------ INPUT ------

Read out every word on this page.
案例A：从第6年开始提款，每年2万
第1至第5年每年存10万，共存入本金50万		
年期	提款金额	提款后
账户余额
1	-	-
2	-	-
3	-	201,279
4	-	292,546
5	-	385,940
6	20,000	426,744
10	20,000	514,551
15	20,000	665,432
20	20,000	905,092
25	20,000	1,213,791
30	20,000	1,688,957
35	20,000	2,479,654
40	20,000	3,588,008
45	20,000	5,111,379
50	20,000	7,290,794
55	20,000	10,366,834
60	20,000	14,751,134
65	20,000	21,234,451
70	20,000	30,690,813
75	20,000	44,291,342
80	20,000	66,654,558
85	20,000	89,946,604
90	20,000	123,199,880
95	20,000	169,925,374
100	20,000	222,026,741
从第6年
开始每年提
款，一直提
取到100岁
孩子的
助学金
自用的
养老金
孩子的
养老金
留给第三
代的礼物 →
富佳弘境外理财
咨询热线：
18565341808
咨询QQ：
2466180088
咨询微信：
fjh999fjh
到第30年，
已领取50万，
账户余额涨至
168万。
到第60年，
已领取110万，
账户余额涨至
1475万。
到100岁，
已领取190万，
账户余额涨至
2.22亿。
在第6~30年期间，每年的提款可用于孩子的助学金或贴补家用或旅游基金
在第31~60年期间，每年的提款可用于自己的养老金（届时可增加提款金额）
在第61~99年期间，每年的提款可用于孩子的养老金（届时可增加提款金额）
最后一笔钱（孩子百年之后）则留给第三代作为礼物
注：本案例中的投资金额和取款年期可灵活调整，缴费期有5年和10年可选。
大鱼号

------

* _WRITTEN PROBLEM_
Using the data above, repeat every line exactly.

* _RESPONSE_
Read out every word on this page.
案例A：从第6年开始提款，每年2万
第1至第5年每年存10万，共存入本金50万		
年期	提款金额	提款后
账户余额
1	-	-
2	-	-
3	-	201,279
4	-	292,546
5	-	385,940
6	20,000	426,744
10	20,000	514,551
15	20,000	665,432
20	20,000	905,092
25	20,000	1,213,791
30	20,000	1,688,957
35	20,000	2,479,654
40	20,000	3,588,008
45	20,000	5,111,379
50	20,000	7,290,794
55	20,000	10,366,834
60	20,000	14,751,134
65	20,000	21,234,451
70	20,000	30,690,813
75	20,000	44,291,342
80	20,000	66,654,558
85	20,000	89,946,604
90	20,000	123,199,880
95	20,000	169,925,374
100	20,000	222,026,741
从第6年
开始每年提
款，一直提
取到100岁
孩子的
助学金
自用的
养老金
孩子的
养老金
留给第三
代的礼物 →
富佳弘境外理财
咨询热线：
18565341808
咨询QQ：
2466180088
咨询微信：
fjh999fjh
到第30年，
已领取50万，
账户余额涨至
168万。
到第60年，
已领取110万，
账户余额涨至
1475万。
到100岁，
已领取190万，
账户余额涨至
2.22亿。
在第6~30年期间，每年的提款可用于孩子的助学金或贴补家用或旅游基金
在第31~60年期间，每年的提款可用于自己的养老金（届时可增加提款金额）
在第61~99年期间，每年的提款可用于孩子的养老金（届时可增加提款金额）
最后一笔钱（孩子百年之后）则留给第三代作为礼物
注：本案例中的投资金额和取款年期可灵活调整，缴费期有5年和10年可选。
大鱼号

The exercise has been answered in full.